Raw records:
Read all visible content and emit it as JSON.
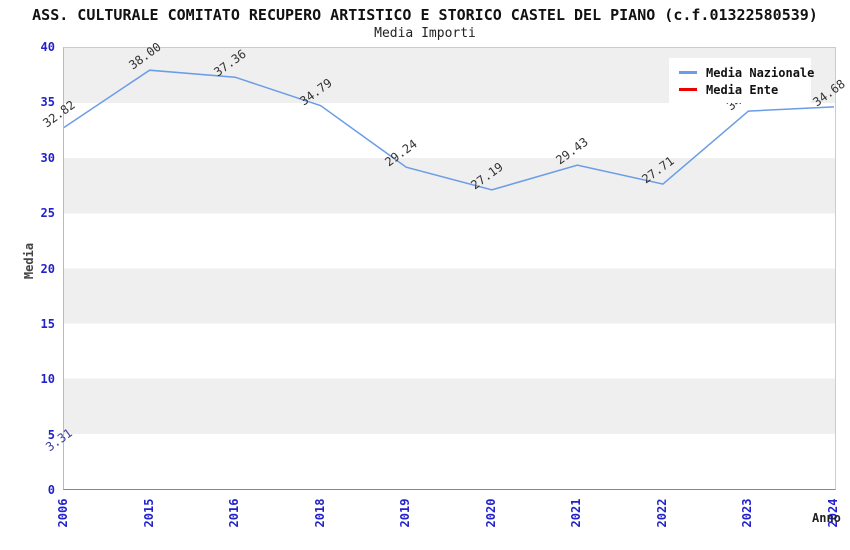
{
  "header": {
    "title": "ASS. CULTURALE COMITATO RECUPERO ARTISTICO E STORICO CASTEL DEL PIANO (c.f.01322580539)",
    "subtitle": "Media Importi"
  },
  "legend": {
    "items": [
      {
        "label": "Media Nazionale",
        "color": "#6b9ce8"
      },
      {
        "label": "Media Ente",
        "color": "#ee0000"
      }
    ]
  },
  "chart_data": {
    "type": "line",
    "title": "ASS. CULTURALE COMITATO RECUPERO ARTISTICO E STORICO CASTEL DEL PIANO (c.f.01322580539)",
    "subtitle": "Media Importi",
    "xlabel": "Anno",
    "ylabel": "Media",
    "categories": [
      "2006",
      "2015",
      "2016",
      "2018",
      "2019",
      "2020",
      "2021",
      "2022",
      "2023",
      "2024"
    ],
    "series": [
      {
        "name": "Media Nazionale",
        "color": "#6b9ce8",
        "values": [
          32.82,
          38.0,
          37.36,
          34.79,
          29.24,
          27.19,
          29.43,
          27.71,
          34.3,
          34.68
        ],
        "labels": [
          "32.82",
          "38.00",
          "37.36",
          "34.79",
          "29.24",
          "27.19",
          "29.43",
          "27.71",
          "34.30",
          "34.68"
        ],
        "label_color": "#333333"
      },
      {
        "name": "Media Ente",
        "color": "#ee0000",
        "values": [
          3.31,
          null,
          null,
          null,
          null,
          null,
          null,
          null,
          null,
          null
        ],
        "labels": [
          "3.31",
          "",
          "",
          "",
          "",
          "",
          "",
          "",
          "",
          ""
        ],
        "label_color": "#3c3c9c"
      }
    ],
    "ylim": [
      0,
      40
    ],
    "yticks": [
      0,
      5,
      10,
      15,
      20,
      25,
      30,
      35,
      40
    ],
    "legend_position": "top-right",
    "grid": "alternating-horizontal-bands",
    "band_color": "#efefef",
    "tick_color": "#2222cc"
  }
}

Direction: Repeat the material above verbatim, with no pictures in the output.

Response:
Read all visible content and emit it as JSON.
{
  "header": {
    "title": "ASS. CULTURALE COMITATO RECUPERO ARTISTICO E STORICO CASTEL DEL PIANO (c.f.01322580539)",
    "subtitle": "Media Importi"
  },
  "legend": {
    "items": [
      {
        "label": "Media Nazionale",
        "color": "#6b9ce8"
      },
      {
        "label": "Media Ente",
        "color": "#ee0000"
      }
    ]
  },
  "chart_data": {
    "type": "line",
    "title": "ASS. CULTURALE COMITATO RECUPERO ARTISTICO E STORICO CASTEL DEL PIANO (c.f.01322580539)",
    "subtitle": "Media Importi",
    "xlabel": "Anno",
    "ylabel": "Media",
    "categories": [
      "2006",
      "2015",
      "2016",
      "2018",
      "2019",
      "2020",
      "2021",
      "2022",
      "2023",
      "2024"
    ],
    "series": [
      {
        "name": "Media Nazionale",
        "color": "#6b9ce8",
        "values": [
          32.82,
          38.0,
          37.36,
          34.79,
          29.24,
          27.19,
          29.43,
          27.71,
          34.3,
          34.68
        ],
        "labels": [
          "32.82",
          "38.00",
          "37.36",
          "34.79",
          "29.24",
          "27.19",
          "29.43",
          "27.71",
          "34.30",
          "34.68"
        ],
        "label_color": "#333333"
      },
      {
        "name": "Media Ente",
        "color": "#ee0000",
        "values": [
          3.31,
          null,
          null,
          null,
          null,
          null,
          null,
          null,
          null,
          null
        ],
        "labels": [
          "3.31",
          "",
          "",
          "",
          "",
          "",
          "",
          "",
          "",
          ""
        ],
        "label_color": "#3c3c9c"
      }
    ],
    "ylim": [
      0,
      40
    ],
    "yticks": [
      0,
      5,
      10,
      15,
      20,
      25,
      30,
      35,
      40
    ],
    "legend_position": "top-right",
    "grid": "alternating-horizontal-bands",
    "band_color": "#efefef",
    "tick_color": "#2222cc"
  }
}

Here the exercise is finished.